Output the entries below exactly as written, omitting pictures.

[Data records]
>> START
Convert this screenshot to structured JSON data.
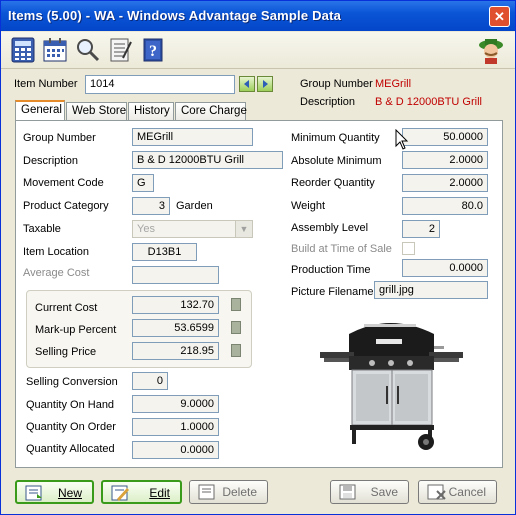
{
  "window": {
    "title": "Items (5.00) - WA - Windows Advantage Sample Data",
    "close_label": "✕"
  },
  "header": {
    "item_number_label": "Item Number",
    "item_number_value": "1014",
    "group_number_label": "Group Number",
    "group_number_value": "MEGrill",
    "description_label": "Description",
    "description_value": "B & D 12000BTU Grill"
  },
  "tabs": [
    {
      "label": "General"
    },
    {
      "label": "Web Store"
    },
    {
      "label": "History"
    },
    {
      "label": "Core Charge"
    }
  ],
  "general": {
    "group_number_label": "Group Number",
    "group_number_value": "MEGrill",
    "description_label": "Description",
    "description_value": "B & D 12000BTU Grill",
    "movement_code_label": "Movement Code",
    "movement_code_value": "G",
    "product_category_label": "Product Category",
    "product_category_value": "3",
    "product_category_name": "Garden",
    "taxable_label": "Taxable",
    "taxable_value": "Yes",
    "item_location_label": "Item Location",
    "item_location_value": "D13B1",
    "average_cost_label": "Average Cost",
    "average_cost_value": "",
    "current_cost_label": "Current Cost",
    "current_cost_value": "132.70",
    "markup_percent_label": "Mark-up Percent",
    "markup_percent_value": "53.6599",
    "selling_price_label": "Selling Price",
    "selling_price_value": "218.95",
    "selling_conversion_label": "Selling Conversion",
    "selling_conversion_value": "0",
    "quantity_on_hand_label": "Quantity On Hand",
    "quantity_on_hand_value": "9.0000",
    "quantity_on_order_label": "Quantity On Order",
    "quantity_on_order_value": "1.0000",
    "quantity_allocated_label": "Quantity Allocated",
    "quantity_allocated_value": "0.0000",
    "minimum_quantity_label": "Minimum Quantity",
    "minimum_quantity_value": "50.0000",
    "absolute_minimum_label": "Absolute Minimum",
    "absolute_minimum_value": "2.0000",
    "reorder_quantity_label": "Reorder Quantity",
    "reorder_quantity_value": "2.0000",
    "weight_label": "Weight",
    "weight_value": "80.0",
    "assembly_level_label": "Assembly Level",
    "assembly_level_value": "2",
    "build_at_time_of_sale_label": "Build at Time of Sale",
    "production_time_label": "Production Time",
    "production_time_value": "0.0000",
    "picture_filename_label": "Picture Filename",
    "picture_filename_value": "grill.jpg"
  },
  "buttons": {
    "new_label": "New",
    "edit_label": "Edit",
    "delete_label": "Delete",
    "save_label": "Save",
    "cancel_label": "Cancel"
  },
  "colors": {
    "titlebar": "#0a55d6",
    "accent_red": "#c00000",
    "tab_highlight": "#e68b2c"
  }
}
>> END
### [Result of the task]
Convert this screenshot to structured JSON data.
{
  "window": {
    "title": "Items (5.00) - WA - Windows Advantage Sample Data",
    "close_label": "✕"
  },
  "header": {
    "item_number_label": "Item Number",
    "item_number_value": "1014",
    "group_number_label": "Group Number",
    "group_number_value": "MEGrill",
    "description_label": "Description",
    "description_value": "B & D 12000BTU Grill"
  },
  "tabs": [
    {
      "label": "General"
    },
    {
      "label": "Web Store"
    },
    {
      "label": "History"
    },
    {
      "label": "Core Charge"
    }
  ],
  "general": {
    "group_number_label": "Group Number",
    "group_number_value": "MEGrill",
    "description_label": "Description",
    "description_value": "B & D 12000BTU Grill",
    "movement_code_label": "Movement Code",
    "movement_code_value": "G",
    "product_category_label": "Product Category",
    "product_category_value": "3",
    "product_category_name": "Garden",
    "taxable_label": "Taxable",
    "taxable_value": "Yes",
    "item_location_label": "Item Location",
    "item_location_value": "D13B1",
    "average_cost_label": "Average Cost",
    "average_cost_value": "",
    "current_cost_label": "Current Cost",
    "current_cost_value": "132.70",
    "markup_percent_label": "Mark-up Percent",
    "markup_percent_value": "53.6599",
    "selling_price_label": "Selling Price",
    "selling_price_value": "218.95",
    "selling_conversion_label": "Selling Conversion",
    "selling_conversion_value": "0",
    "quantity_on_hand_label": "Quantity On Hand",
    "quantity_on_hand_value": "9.0000",
    "quantity_on_order_label": "Quantity On Order",
    "quantity_on_order_value": "1.0000",
    "quantity_allocated_label": "Quantity Allocated",
    "quantity_allocated_value": "0.0000",
    "minimum_quantity_label": "Minimum Quantity",
    "minimum_quantity_value": "50.0000",
    "absolute_minimum_label": "Absolute Minimum",
    "absolute_minimum_value": "2.0000",
    "reorder_quantity_label": "Reorder Quantity",
    "reorder_quantity_value": "2.0000",
    "weight_label": "Weight",
    "weight_value": "80.0",
    "assembly_level_label": "Assembly Level",
    "assembly_level_value": "2",
    "build_at_time_of_sale_label": "Build at Time of Sale",
    "production_time_label": "Production Time",
    "production_time_value": "0.0000",
    "picture_filename_label": "Picture Filename",
    "picture_filename_value": "grill.jpg"
  },
  "buttons": {
    "new_label": "New",
    "edit_label": "Edit",
    "delete_label": "Delete",
    "save_label": "Save",
    "cancel_label": "Cancel"
  },
  "colors": {
    "titlebar": "#0a55d6",
    "accent_red": "#c00000",
    "tab_highlight": "#e68b2c"
  }
}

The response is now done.